EXERCISE DATA:

****************************************

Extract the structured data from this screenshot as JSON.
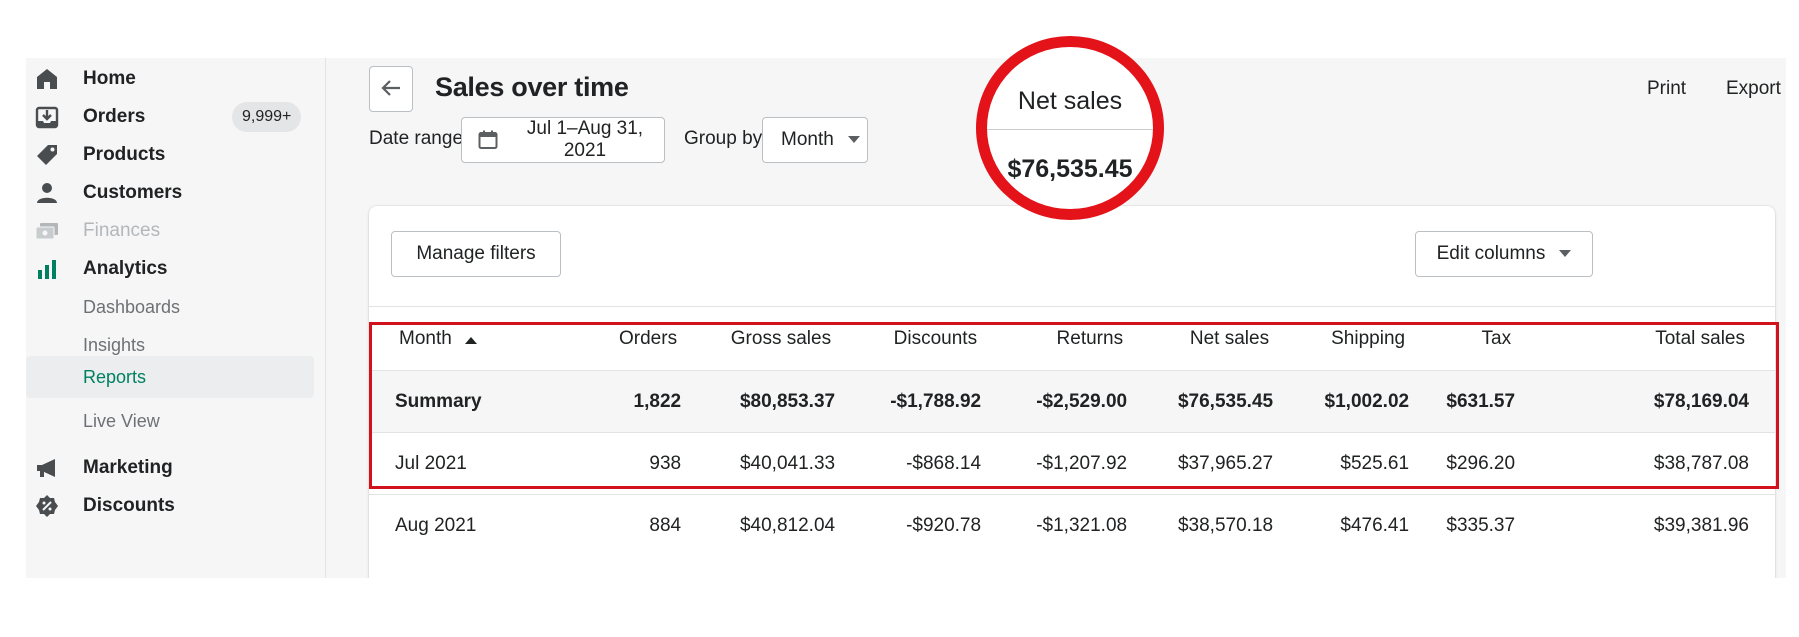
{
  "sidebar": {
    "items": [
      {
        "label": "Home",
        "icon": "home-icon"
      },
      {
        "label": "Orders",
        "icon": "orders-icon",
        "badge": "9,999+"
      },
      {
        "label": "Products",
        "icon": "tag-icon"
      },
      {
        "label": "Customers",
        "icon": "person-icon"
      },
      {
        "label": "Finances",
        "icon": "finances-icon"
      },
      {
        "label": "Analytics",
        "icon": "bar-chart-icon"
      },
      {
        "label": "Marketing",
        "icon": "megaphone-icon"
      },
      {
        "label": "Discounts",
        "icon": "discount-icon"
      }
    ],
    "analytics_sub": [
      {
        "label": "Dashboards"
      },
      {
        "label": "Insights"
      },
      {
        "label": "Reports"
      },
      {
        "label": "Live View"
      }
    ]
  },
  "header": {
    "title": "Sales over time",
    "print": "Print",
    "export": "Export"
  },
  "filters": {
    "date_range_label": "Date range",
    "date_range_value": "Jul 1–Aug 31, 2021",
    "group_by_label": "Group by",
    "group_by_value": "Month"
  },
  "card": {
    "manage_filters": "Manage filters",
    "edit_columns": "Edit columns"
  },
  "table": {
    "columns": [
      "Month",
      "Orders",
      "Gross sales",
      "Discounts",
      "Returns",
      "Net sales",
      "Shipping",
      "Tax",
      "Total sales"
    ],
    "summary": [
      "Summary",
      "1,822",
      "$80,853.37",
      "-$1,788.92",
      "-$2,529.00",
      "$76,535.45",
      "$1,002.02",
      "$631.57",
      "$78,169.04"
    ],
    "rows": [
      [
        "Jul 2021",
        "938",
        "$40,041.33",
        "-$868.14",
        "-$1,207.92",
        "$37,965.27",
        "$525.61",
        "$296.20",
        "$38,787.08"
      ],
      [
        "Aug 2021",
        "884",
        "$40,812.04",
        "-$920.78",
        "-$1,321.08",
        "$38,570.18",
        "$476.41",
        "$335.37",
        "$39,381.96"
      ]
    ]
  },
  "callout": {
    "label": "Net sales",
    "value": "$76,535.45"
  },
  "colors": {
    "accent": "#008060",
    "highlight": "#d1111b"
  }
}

****************************************

PROBLEM DESCRIPTION:
Go through the material line by line. Show each line that contains the string "icon".

RESULT:
        "icon": "home-icon"
        "icon": "orders-icon",
        "icon": "tag-icon"
        "icon": "person-icon"
        "icon": "finances-icon"
        "icon": "bar-chart-icon"
        "icon": "megaphone-icon"
        "icon": "discount-icon"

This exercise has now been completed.